◆ Your instructions: Find every line in the records below that contains the string "close", and copy each of those lines in full.
━━━━━━
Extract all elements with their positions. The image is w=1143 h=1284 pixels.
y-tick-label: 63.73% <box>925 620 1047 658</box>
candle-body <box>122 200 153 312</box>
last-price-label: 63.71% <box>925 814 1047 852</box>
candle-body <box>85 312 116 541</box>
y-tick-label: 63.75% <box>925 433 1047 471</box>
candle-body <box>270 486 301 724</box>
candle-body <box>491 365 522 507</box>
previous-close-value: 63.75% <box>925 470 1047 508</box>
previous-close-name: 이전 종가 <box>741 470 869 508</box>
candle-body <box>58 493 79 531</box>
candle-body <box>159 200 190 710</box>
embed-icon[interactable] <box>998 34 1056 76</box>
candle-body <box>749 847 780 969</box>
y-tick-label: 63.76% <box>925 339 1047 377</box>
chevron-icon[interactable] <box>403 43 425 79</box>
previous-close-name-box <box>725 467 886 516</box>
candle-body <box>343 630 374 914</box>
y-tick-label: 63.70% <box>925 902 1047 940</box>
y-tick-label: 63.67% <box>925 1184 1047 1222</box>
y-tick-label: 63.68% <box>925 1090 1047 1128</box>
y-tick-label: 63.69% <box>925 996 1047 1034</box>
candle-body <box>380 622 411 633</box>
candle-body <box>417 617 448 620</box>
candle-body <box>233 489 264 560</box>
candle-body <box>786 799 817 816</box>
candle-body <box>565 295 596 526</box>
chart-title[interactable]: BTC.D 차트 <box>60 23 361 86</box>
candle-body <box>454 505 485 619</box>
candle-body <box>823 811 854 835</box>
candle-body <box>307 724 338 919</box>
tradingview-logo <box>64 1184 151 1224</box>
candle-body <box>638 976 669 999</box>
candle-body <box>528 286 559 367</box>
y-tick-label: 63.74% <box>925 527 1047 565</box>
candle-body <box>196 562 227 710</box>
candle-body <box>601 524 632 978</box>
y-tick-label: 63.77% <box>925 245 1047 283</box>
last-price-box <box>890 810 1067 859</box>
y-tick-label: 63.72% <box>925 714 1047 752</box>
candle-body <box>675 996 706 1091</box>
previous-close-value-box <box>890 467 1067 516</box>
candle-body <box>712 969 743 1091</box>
━━━━━━
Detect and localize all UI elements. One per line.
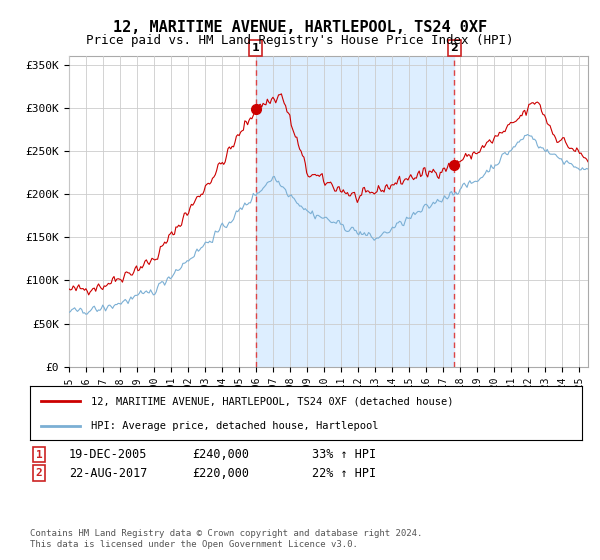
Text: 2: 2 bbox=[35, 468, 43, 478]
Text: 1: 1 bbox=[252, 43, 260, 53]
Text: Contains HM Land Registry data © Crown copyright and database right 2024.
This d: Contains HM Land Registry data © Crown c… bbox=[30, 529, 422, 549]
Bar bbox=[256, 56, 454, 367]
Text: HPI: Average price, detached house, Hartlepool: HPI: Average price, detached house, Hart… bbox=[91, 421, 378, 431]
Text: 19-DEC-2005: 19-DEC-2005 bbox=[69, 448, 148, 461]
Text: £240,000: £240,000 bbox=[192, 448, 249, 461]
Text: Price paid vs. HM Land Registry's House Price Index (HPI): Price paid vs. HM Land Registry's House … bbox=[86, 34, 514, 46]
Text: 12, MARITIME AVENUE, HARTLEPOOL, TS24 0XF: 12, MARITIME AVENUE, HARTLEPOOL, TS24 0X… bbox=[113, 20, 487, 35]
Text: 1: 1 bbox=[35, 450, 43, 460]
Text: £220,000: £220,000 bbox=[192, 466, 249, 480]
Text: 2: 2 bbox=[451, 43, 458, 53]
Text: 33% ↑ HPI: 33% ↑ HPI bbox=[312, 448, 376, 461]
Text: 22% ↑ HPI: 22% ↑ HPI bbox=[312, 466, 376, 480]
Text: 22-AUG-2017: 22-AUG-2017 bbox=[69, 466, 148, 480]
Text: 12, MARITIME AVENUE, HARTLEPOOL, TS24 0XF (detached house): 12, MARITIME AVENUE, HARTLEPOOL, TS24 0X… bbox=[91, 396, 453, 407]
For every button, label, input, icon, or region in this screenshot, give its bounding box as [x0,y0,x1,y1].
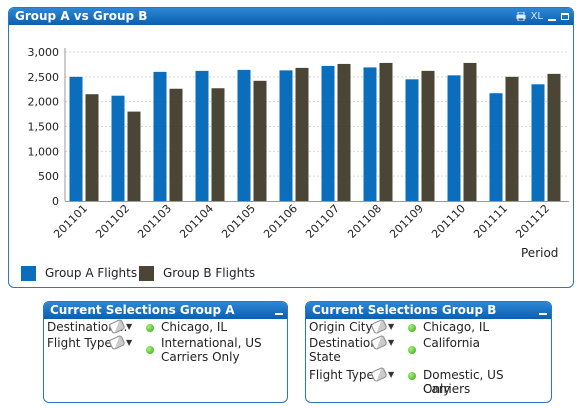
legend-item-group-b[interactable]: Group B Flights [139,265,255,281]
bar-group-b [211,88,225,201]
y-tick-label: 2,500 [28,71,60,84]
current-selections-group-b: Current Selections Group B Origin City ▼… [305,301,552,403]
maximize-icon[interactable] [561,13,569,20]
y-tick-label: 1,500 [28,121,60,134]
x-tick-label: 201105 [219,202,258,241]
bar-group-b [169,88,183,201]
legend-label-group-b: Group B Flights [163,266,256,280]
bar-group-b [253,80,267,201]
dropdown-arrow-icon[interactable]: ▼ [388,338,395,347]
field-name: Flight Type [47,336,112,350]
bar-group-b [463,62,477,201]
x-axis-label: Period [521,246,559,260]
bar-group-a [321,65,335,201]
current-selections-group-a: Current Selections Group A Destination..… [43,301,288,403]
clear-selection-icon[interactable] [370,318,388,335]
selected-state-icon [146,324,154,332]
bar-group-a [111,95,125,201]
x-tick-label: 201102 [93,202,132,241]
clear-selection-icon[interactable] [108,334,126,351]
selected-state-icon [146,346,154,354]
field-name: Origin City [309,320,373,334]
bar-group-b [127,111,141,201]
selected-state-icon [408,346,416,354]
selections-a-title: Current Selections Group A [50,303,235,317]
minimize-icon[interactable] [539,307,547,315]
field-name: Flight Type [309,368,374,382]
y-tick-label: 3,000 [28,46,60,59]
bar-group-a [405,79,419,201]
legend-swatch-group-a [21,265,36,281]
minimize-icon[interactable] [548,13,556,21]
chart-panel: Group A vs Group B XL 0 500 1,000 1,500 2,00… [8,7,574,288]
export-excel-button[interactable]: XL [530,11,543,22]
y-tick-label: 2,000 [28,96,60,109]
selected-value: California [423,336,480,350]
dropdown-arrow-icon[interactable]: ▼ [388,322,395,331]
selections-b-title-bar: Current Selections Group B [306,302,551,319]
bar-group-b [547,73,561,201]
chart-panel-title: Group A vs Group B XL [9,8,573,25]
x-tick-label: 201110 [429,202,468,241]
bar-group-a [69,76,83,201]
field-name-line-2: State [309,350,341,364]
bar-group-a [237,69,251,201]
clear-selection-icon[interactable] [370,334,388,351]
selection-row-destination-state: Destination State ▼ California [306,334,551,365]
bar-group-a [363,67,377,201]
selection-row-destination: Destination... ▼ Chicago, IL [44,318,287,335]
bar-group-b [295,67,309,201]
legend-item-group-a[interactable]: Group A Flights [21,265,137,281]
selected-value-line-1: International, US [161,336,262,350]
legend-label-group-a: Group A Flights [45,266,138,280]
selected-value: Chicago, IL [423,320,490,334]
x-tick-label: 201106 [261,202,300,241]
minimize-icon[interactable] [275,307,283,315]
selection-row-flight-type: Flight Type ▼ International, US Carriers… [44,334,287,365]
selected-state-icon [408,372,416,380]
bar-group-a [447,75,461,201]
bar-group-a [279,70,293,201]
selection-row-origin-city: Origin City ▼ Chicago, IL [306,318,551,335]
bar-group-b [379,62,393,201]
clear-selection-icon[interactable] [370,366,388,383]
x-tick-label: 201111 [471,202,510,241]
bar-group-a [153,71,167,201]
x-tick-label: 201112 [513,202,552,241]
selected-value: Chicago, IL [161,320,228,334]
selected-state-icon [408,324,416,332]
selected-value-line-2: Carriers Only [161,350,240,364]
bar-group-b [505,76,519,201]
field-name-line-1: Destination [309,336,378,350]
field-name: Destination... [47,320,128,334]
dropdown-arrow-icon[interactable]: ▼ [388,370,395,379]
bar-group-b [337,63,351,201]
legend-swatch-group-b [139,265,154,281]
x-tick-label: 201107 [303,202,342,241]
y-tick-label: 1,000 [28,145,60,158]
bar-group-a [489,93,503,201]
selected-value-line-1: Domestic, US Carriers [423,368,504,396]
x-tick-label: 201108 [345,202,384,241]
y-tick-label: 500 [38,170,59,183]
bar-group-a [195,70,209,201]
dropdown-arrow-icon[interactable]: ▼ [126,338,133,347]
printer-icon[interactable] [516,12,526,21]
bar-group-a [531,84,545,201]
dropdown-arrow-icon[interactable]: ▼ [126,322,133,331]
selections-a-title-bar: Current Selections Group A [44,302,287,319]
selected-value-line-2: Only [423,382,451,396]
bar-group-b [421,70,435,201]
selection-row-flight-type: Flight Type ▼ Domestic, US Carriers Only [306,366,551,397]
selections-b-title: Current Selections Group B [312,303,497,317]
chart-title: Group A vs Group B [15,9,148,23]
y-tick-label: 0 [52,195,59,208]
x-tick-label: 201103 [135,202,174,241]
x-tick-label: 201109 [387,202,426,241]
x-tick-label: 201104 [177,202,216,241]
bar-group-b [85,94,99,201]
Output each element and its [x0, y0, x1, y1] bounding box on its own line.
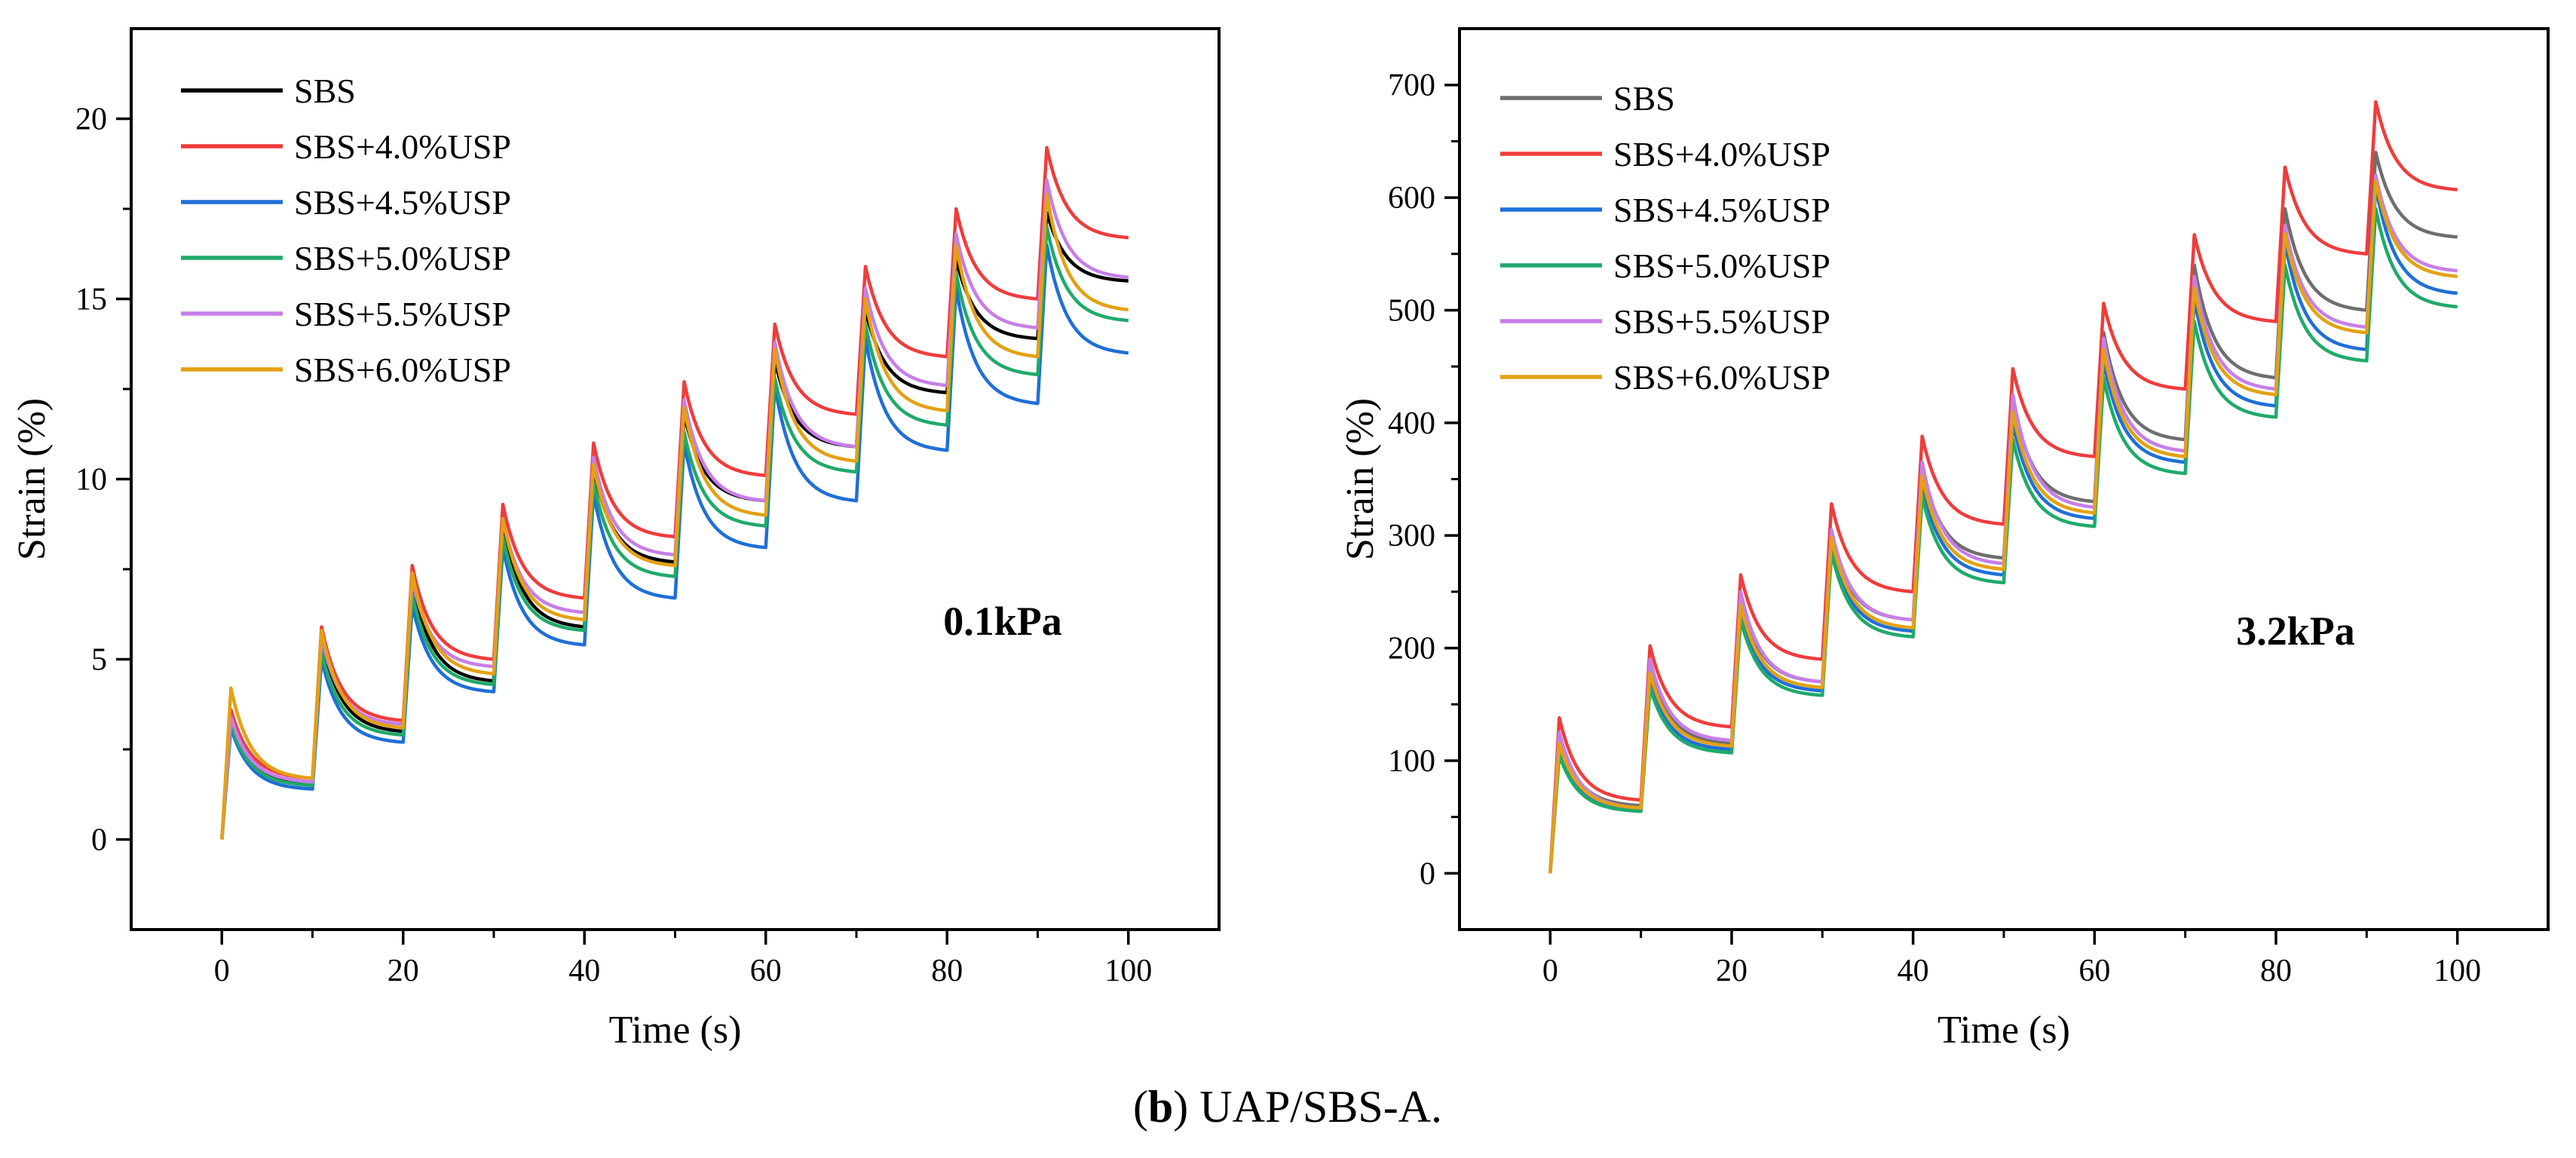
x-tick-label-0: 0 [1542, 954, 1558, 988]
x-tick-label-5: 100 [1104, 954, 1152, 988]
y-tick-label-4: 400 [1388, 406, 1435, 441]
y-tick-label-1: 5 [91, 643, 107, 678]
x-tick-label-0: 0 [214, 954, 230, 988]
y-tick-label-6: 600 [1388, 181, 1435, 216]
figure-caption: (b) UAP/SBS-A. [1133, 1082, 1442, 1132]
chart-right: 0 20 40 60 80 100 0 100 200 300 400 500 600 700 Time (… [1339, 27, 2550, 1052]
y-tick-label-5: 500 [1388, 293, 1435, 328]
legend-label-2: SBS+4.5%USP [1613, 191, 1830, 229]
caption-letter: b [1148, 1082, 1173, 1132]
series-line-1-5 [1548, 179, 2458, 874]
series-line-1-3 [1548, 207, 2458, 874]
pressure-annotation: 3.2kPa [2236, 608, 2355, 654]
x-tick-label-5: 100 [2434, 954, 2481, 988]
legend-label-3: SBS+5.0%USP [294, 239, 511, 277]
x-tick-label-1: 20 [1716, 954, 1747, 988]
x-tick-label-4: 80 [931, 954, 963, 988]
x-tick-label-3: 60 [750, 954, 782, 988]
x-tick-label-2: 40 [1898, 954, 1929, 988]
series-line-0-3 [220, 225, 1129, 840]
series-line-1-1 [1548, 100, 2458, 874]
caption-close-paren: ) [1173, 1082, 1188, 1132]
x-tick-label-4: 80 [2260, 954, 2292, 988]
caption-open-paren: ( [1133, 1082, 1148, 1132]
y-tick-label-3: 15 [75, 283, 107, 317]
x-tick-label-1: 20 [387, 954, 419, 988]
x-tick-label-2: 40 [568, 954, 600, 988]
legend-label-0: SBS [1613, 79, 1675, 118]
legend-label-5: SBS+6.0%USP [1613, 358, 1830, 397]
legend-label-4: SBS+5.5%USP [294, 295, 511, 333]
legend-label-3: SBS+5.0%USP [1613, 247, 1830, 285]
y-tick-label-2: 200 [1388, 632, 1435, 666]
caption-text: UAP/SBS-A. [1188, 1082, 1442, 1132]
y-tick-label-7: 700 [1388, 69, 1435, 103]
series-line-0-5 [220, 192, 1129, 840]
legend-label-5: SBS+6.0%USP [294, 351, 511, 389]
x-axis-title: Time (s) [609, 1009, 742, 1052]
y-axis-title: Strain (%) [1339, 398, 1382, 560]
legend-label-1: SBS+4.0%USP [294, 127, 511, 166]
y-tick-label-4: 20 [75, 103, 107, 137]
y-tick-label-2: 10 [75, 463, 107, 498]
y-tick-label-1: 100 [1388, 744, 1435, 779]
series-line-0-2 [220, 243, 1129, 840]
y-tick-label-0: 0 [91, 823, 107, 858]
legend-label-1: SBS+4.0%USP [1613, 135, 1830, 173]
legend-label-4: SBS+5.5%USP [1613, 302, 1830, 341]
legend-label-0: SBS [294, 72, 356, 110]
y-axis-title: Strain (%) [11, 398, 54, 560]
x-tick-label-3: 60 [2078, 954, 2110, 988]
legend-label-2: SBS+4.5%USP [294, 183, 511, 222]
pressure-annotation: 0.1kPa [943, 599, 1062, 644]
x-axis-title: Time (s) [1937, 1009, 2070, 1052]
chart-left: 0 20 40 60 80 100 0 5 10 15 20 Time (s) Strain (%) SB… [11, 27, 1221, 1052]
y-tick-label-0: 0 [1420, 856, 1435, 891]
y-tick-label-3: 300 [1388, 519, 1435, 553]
━━━━━━
◆ Completed task:
previous-close-value: 63.75% <box>925 470 1047 508</box>
previous-close-name: 이전 종가 <box>741 470 869 508</box>
previous-close-name-box <box>725 467 886 516</box>
previous-close-value-box <box>890 467 1067 516</box>
caption-close-paren: ) [1173, 1082, 1188, 1132]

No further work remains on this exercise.